====== INFORMATION SHOWN ======
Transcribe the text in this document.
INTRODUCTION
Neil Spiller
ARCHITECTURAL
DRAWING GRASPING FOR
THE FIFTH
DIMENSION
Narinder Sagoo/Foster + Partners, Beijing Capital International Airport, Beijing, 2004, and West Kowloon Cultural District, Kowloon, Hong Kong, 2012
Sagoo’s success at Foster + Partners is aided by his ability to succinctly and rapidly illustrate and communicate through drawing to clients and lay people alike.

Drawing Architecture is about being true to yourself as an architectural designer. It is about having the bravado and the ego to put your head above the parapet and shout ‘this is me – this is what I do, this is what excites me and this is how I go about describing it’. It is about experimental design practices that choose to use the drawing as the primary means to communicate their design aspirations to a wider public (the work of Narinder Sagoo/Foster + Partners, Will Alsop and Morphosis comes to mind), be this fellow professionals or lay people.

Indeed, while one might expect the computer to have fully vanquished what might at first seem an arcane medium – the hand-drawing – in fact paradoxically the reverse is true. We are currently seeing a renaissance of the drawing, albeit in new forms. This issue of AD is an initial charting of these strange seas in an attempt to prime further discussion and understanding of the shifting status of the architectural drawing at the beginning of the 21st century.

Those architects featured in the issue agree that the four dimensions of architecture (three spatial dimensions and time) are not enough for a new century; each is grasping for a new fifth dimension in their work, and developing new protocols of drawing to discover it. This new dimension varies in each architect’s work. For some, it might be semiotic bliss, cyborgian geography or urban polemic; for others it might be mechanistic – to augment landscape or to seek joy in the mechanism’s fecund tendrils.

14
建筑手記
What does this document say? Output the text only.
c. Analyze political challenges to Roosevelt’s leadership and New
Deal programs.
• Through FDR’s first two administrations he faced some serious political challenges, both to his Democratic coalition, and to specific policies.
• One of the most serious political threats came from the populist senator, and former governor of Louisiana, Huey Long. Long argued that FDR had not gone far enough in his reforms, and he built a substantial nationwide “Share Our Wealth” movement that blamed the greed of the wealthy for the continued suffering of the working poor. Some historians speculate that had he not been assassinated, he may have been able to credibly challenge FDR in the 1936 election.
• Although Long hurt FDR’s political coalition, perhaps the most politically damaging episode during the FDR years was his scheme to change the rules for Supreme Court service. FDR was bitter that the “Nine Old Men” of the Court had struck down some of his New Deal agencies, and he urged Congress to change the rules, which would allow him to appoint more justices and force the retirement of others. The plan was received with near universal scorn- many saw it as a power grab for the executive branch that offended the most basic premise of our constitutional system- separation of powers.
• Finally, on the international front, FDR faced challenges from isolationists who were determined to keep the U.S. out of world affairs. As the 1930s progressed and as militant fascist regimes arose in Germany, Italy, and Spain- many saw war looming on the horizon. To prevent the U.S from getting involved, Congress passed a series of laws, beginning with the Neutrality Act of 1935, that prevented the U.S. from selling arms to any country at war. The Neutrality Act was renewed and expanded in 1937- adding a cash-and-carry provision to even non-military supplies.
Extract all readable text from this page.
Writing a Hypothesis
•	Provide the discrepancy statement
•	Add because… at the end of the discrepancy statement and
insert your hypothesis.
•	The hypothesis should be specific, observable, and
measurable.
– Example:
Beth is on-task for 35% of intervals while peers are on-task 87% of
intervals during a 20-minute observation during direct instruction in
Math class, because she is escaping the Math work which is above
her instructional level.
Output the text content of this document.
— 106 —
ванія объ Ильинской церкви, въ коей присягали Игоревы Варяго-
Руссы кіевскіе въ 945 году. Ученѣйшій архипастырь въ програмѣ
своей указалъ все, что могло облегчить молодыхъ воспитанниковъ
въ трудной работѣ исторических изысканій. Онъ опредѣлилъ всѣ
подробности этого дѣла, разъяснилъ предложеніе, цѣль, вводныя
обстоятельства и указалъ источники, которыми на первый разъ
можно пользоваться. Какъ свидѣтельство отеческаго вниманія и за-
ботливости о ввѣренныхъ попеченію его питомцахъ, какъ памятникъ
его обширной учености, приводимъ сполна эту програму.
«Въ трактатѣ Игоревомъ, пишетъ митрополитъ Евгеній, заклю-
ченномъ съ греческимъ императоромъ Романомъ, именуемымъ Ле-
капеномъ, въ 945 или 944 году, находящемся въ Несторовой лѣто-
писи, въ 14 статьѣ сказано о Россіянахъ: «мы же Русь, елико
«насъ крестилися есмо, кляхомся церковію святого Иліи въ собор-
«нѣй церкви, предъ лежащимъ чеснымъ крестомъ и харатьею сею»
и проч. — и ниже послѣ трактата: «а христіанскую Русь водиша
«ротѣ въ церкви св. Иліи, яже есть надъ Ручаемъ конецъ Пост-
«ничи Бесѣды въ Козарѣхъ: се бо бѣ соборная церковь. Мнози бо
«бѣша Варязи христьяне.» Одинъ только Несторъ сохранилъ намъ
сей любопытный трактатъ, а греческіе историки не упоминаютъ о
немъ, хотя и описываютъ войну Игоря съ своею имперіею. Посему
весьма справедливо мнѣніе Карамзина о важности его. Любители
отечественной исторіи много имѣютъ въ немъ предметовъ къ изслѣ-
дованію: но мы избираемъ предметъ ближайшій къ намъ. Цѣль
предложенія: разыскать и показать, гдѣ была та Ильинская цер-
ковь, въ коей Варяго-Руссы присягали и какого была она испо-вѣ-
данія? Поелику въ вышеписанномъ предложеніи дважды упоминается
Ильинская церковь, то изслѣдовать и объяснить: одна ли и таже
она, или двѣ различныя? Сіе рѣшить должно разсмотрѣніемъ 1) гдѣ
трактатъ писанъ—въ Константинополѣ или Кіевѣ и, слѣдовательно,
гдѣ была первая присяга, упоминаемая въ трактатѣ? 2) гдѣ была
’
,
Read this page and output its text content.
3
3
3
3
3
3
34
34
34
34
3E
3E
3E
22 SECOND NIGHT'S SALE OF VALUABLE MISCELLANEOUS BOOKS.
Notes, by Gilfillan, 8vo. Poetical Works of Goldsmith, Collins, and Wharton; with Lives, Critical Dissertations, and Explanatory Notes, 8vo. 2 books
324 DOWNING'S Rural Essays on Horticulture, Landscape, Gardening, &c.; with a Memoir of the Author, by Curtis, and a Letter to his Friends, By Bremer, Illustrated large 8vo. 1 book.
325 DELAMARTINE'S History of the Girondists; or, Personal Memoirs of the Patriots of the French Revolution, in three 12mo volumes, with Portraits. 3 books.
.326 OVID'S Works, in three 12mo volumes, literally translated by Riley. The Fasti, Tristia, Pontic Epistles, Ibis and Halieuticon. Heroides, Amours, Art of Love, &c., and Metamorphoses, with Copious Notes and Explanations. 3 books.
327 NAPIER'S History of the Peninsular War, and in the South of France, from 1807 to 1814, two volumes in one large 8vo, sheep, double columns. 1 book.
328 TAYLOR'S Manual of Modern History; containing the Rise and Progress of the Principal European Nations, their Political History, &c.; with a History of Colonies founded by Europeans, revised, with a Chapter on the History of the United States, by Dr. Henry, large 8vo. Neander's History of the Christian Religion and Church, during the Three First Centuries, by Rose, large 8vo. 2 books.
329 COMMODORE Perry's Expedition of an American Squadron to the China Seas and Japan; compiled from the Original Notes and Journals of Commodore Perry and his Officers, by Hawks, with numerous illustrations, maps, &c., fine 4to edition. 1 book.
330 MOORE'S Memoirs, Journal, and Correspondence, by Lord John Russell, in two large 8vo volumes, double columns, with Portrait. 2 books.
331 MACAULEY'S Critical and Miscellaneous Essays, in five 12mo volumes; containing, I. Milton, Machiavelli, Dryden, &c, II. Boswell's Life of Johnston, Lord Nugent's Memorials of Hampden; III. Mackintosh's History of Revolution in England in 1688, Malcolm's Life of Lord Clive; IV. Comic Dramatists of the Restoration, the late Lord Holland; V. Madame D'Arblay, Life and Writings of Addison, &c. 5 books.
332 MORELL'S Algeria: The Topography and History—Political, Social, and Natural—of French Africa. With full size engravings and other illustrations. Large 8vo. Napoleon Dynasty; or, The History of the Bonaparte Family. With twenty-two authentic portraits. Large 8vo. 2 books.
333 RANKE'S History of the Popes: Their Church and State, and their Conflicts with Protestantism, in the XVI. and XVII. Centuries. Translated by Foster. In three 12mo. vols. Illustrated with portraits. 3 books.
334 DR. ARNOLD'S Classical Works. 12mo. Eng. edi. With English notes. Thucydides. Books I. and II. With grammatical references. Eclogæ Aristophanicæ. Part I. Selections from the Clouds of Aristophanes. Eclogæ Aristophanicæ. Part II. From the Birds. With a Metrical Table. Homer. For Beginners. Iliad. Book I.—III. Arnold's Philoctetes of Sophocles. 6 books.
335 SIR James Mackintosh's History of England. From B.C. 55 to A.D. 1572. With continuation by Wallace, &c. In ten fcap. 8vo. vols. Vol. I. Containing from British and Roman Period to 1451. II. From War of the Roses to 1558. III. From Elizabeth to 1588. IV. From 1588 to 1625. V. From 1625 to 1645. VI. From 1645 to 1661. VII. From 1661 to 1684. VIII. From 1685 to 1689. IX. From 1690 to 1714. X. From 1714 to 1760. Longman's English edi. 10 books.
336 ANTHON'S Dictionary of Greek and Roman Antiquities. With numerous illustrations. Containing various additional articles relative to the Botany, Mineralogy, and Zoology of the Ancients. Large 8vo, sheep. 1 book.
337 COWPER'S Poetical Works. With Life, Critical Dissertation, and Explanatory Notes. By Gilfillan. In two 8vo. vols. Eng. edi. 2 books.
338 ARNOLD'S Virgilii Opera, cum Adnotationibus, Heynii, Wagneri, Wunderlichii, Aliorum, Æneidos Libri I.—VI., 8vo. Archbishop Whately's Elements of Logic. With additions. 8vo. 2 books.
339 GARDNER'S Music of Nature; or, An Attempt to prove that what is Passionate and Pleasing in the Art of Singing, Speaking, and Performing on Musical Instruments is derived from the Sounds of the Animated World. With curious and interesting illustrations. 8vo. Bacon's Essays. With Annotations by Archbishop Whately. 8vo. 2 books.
======
Scan the records for the string "Life". Copy each line in which it appears.

FINISHED ANSWER:
331 MACAULEY'S Critical and Miscellaneous Essays, in five 12mo volumes; containing, I. Milton, Machiavelli, Dryden, &c, II. Boswell's Life of Johnston, Lord Nugent's Memorials of Hampden; III. Mackintosh's History of Revolution in England in 1688, Malcolm's Life of Lord Clive; IV. Comic Dramatists of the Restoration, the late Lord Holland; V. Madame D'Arblay, Life and Writings of Addison, &c. 5 books.
337 COWPER'S Poetical Works. With Life, Critical Dissertation, and Explanatory Notes. By Gilfillan. In two 8vo. vols. Eng. edi. 2 books.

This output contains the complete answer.